# START OF Provided records

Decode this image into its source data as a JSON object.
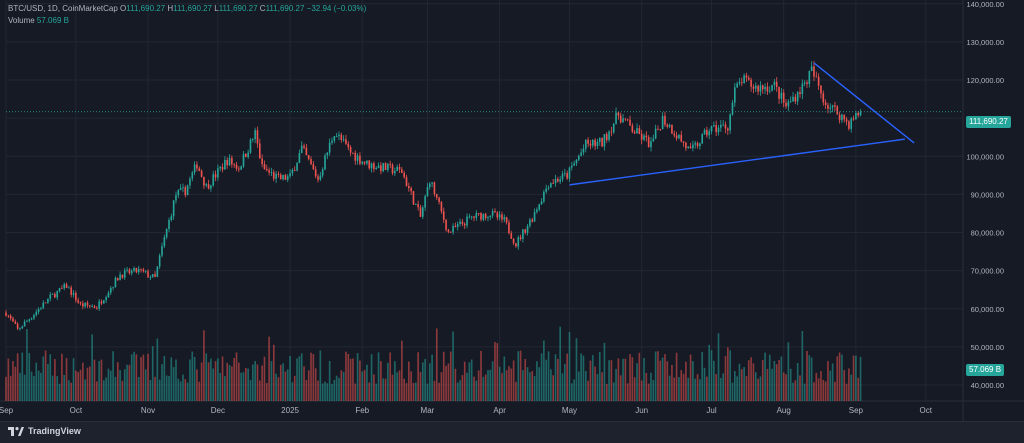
{
  "header": {
    "symbol": "BTC/USD, 1D, CoinMarketCap",
    "o_label": "O",
    "o_value": "111,690.27",
    "h_label": "H",
    "h_value": "111,690.27",
    "l_label": "L",
    "l_value": "111,690.27",
    "c_label": "C",
    "c_value": "111,690.27",
    "change": "−32.94 (−0.03%)",
    "volume_label": "Volume",
    "volume_value": "57.069 B"
  },
  "price_tag": "111,690.27",
  "volume_tag": "57.069 B",
  "logo_text": "TradingView",
  "colors": {
    "up": "#26a69a",
    "down": "#ef5350",
    "trendline": "#2962ff",
    "background": "#161a25",
    "grid": "#232733",
    "text": "#b2b5be"
  },
  "chart_data": {
    "type": "candlestick",
    "y_axis_ticks": [
      "140,000.00",
      "130,000.00",
      "120,000.00",
      "110,000.00",
      "100,000.00",
      "90,000.00",
      "80,000.00",
      "70,000.00",
      "60,000.00",
      "50,000.00",
      "40,000.00"
    ],
    "y_tick_values": [
      140000,
      130000,
      120000,
      110000,
      100000,
      90000,
      80000,
      70000,
      60000,
      50000,
      40000
    ],
    "ylim": [
      35800,
      141000
    ],
    "xlim": [
      "2024-09-01",
      "2025-10-17"
    ],
    "x_axis_ticks": [
      {
        "label": "Sep",
        "date": "2024-09-01"
      },
      {
        "label": "Oct",
        "date": "2024-10-01"
      },
      {
        "label": "Nov",
        "date": "2024-11-01"
      },
      {
        "label": "Dec",
        "date": "2024-12-01"
      },
      {
        "label": "2025",
        "date": "2025-01-01"
      },
      {
        "label": "Feb",
        "date": "2025-02-01"
      },
      {
        "label": "Mar",
        "date": "2025-03-01"
      },
      {
        "label": "Apr",
        "date": "2025-04-01"
      },
      {
        "label": "May",
        "date": "2025-05-01"
      },
      {
        "label": "Jun",
        "date": "2025-06-01"
      },
      {
        "label": "Jul",
        "date": "2025-07-01"
      },
      {
        "label": "Aug",
        "date": "2025-08-01"
      },
      {
        "label": "Sep",
        "date": "2025-09-01"
      },
      {
        "label": "Oct",
        "date": "2025-10-01"
      }
    ],
    "close_path": [
      [
        "2024-09-01",
        59000
      ],
      [
        "2024-09-06",
        54500
      ],
      [
        "2024-09-12",
        58000
      ],
      [
        "2024-09-20",
        63000
      ],
      [
        "2024-09-27",
        66000
      ],
      [
        "2024-10-03",
        61000
      ],
      [
        "2024-10-10",
        60500
      ],
      [
        "2024-10-20",
        69000
      ],
      [
        "2024-10-28",
        70000
      ],
      [
        "2024-11-04",
        68000
      ],
      [
        "2024-11-07",
        76000
      ],
      [
        "2024-11-13",
        90000
      ],
      [
        "2024-11-17",
        91000
      ],
      [
        "2024-11-22",
        98000
      ],
      [
        "2024-11-26",
        92000
      ],
      [
        "2024-12-05",
        99000
      ],
      [
        "2024-12-10",
        97000
      ],
      [
        "2024-12-17",
        106000
      ],
      [
        "2024-12-20",
        97000
      ],
      [
        "2024-12-27",
        94000
      ],
      [
        "2025-01-01",
        94500
      ],
      [
        "2025-01-06",
        102000
      ],
      [
        "2025-01-13",
        94000
      ],
      [
        "2025-01-20",
        106500
      ],
      [
        "2025-01-27",
        101000
      ],
      [
        "2025-02-03",
        98000
      ],
      [
        "2025-02-10",
        97000
      ],
      [
        "2025-02-18",
        96000
      ],
      [
        "2025-02-26",
        84000
      ],
      [
        "2025-03-02",
        94000
      ],
      [
        "2025-03-10",
        80000
      ],
      [
        "2025-03-20",
        84000
      ],
      [
        "2025-03-28",
        85000
      ],
      [
        "2025-04-03",
        83000
      ],
      [
        "2025-04-08",
        77000
      ],
      [
        "2025-04-15",
        84000
      ],
      [
        "2025-04-22",
        93000
      ],
      [
        "2025-04-30",
        95000
      ],
      [
        "2025-05-08",
        103000
      ],
      [
        "2025-05-15",
        103500
      ],
      [
        "2025-05-22",
        111000
      ],
      [
        "2025-05-28",
        107000
      ],
      [
        "2025-06-05",
        103000
      ],
      [
        "2025-06-10",
        110000
      ],
      [
        "2025-06-17",
        105000
      ],
      [
        "2025-06-22",
        101000
      ],
      [
        "2025-06-30",
        107000
      ],
      [
        "2025-07-08",
        108000
      ],
      [
        "2025-07-11",
        117000
      ],
      [
        "2025-07-14",
        120000
      ],
      [
        "2025-07-20",
        118000
      ],
      [
        "2025-07-28",
        118500
      ],
      [
        "2025-08-02",
        113000
      ],
      [
        "2025-08-10",
        119000
      ],
      [
        "2025-08-13",
        122500
      ],
      [
        "2025-08-19",
        114000
      ],
      [
        "2025-08-25",
        111000
      ],
      [
        "2025-08-29",
        108500
      ],
      [
        "2025-09-03",
        111690
      ]
    ],
    "volume_scale_max": 65000000000,
    "trendlines": [
      {
        "name": "support",
        "from": [
          "2025-05-01",
          92500
        ],
        "to": [
          "2025-09-22",
          104500
        ]
      },
      {
        "name": "resistance",
        "from": [
          "2025-08-14",
          124500
        ],
        "to": [
          "2025-09-26",
          103500
        ]
      }
    ],
    "last_price": 111690.27,
    "last_volume": "57.069 B"
  }
}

# END OF Provided records

■ **Short exercise**
The records shown above are to be repeated exactly, with the pictures left out.

■ **Full response**
Decode this image into its source data as a JSON object.
{
  "header": {
    "symbol": "BTC/USD, 1D, CoinMarketCap",
    "o_label": "O",
    "o_value": "111,690.27",
    "h_label": "H",
    "h_value": "111,690.27",
    "l_label": "L",
    "l_value": "111,690.27",
    "c_label": "C",
    "c_value": "111,690.27",
    "change": "−32.94 (−0.03%)",
    "volume_label": "Volume",
    "volume_value": "57.069 B"
  },
  "price_tag": "111,690.27",
  "volume_tag": "57.069 B",
  "logo_text": "TradingView",
  "colors": {
    "up": "#26a69a",
    "down": "#ef5350",
    "trendline": "#2962ff",
    "background": "#161a25",
    "grid": "#232733",
    "text": "#b2b5be"
  },
  "chart_data": {
    "type": "candlestick",
    "y_axis_ticks": [
      "140,000.00",
      "130,000.00",
      "120,000.00",
      "110,000.00",
      "100,000.00",
      "90,000.00",
      "80,000.00",
      "70,000.00",
      "60,000.00",
      "50,000.00",
      "40,000.00"
    ],
    "y_tick_values": [
      140000,
      130000,
      120000,
      110000,
      100000,
      90000,
      80000,
      70000,
      60000,
      50000,
      40000
    ],
    "ylim": [
      35800,
      141000
    ],
    "xlim": [
      "2024-09-01",
      "2025-10-17"
    ],
    "x_axis_ticks": [
      {
        "label": "Sep",
        "date": "2024-09-01"
      },
      {
        "label": "Oct",
        "date": "2024-10-01"
      },
      {
        "label": "Nov",
        "date": "2024-11-01"
      },
      {
        "label": "Dec",
        "date": "2024-12-01"
      },
      {
        "label": "2025",
        "date": "2025-01-01"
      },
      {
        "label": "Feb",
        "date": "2025-02-01"
      },
      {
        "label": "Mar",
        "date": "2025-03-01"
      },
      {
        "label": "Apr",
        "date": "2025-04-01"
      },
      {
        "label": "May",
        "date": "2025-05-01"
      },
      {
        "label": "Jun",
        "date": "2025-06-01"
      },
      {
        "label": "Jul",
        "date": "2025-07-01"
      },
      {
        "label": "Aug",
        "date": "2025-08-01"
      },
      {
        "label": "Sep",
        "date": "2025-09-01"
      },
      {
        "label": "Oct",
        "date": "2025-10-01"
      }
    ],
    "close_path": [
      [
        "2024-09-01",
        59000
      ],
      [
        "2024-09-06",
        54500
      ],
      [
        "2024-09-12",
        58000
      ],
      [
        "2024-09-20",
        63000
      ],
      [
        "2024-09-27",
        66000
      ],
      [
        "2024-10-03",
        61000
      ],
      [
        "2024-10-10",
        60500
      ],
      [
        "2024-10-20",
        69000
      ],
      [
        "2024-10-28",
        70000
      ],
      [
        "2024-11-04",
        68000
      ],
      [
        "2024-11-07",
        76000
      ],
      [
        "2024-11-13",
        90000
      ],
      [
        "2024-11-17",
        91000
      ],
      [
        "2024-11-22",
        98000
      ],
      [
        "2024-11-26",
        92000
      ],
      [
        "2024-12-05",
        99000
      ],
      [
        "2024-12-10",
        97000
      ],
      [
        "2024-12-17",
        106000
      ],
      [
        "2024-12-20",
        97000
      ],
      [
        "2024-12-27",
        94000
      ],
      [
        "2025-01-01",
        94500
      ],
      [
        "2025-01-06",
        102000
      ],
      [
        "2025-01-13",
        94000
      ],
      [
        "2025-01-20",
        106500
      ],
      [
        "2025-01-27",
        101000
      ],
      [
        "2025-02-03",
        98000
      ],
      [
        "2025-02-10",
        97000
      ],
      [
        "2025-02-18",
        96000
      ],
      [
        "2025-02-26",
        84000
      ],
      [
        "2025-03-02",
        94000
      ],
      [
        "2025-03-10",
        80000
      ],
      [
        "2025-03-20",
        84000
      ],
      [
        "2025-03-28",
        85000
      ],
      [
        "2025-04-03",
        83000
      ],
      [
        "2025-04-08",
        77000
      ],
      [
        "2025-04-15",
        84000
      ],
      [
        "2025-04-22",
        93000
      ],
      [
        "2025-04-30",
        95000
      ],
      [
        "2025-05-08",
        103000
      ],
      [
        "2025-05-15",
        103500
      ],
      [
        "2025-05-22",
        111000
      ],
      [
        "2025-05-28",
        107000
      ],
      [
        "2025-06-05",
        103000
      ],
      [
        "2025-06-10",
        110000
      ],
      [
        "2025-06-17",
        105000
      ],
      [
        "2025-06-22",
        101000
      ],
      [
        "2025-06-30",
        107000
      ],
      [
        "2025-07-08",
        108000
      ],
      [
        "2025-07-11",
        117000
      ],
      [
        "2025-07-14",
        120000
      ],
      [
        "2025-07-20",
        118000
      ],
      [
        "2025-07-28",
        118500
      ],
      [
        "2025-08-02",
        113000
      ],
      [
        "2025-08-10",
        119000
      ],
      [
        "2025-08-13",
        122500
      ],
      [
        "2025-08-19",
        114000
      ],
      [
        "2025-08-25",
        111000
      ],
      [
        "2025-08-29",
        108500
      ],
      [
        "2025-09-03",
        111690
      ]
    ],
    "volume_scale_max": 65000000000,
    "trendlines": [
      {
        "name": "support",
        "from": [
          "2025-05-01",
          92500
        ],
        "to": [
          "2025-09-22",
          104500
        ]
      },
      {
        "name": "resistance",
        "from": [
          "2025-08-14",
          124500
        ],
        "to": [
          "2025-09-26",
          103500
        ]
      }
    ],
    "last_price": 111690.27,
    "last_volume": "57.069 B"
  }
}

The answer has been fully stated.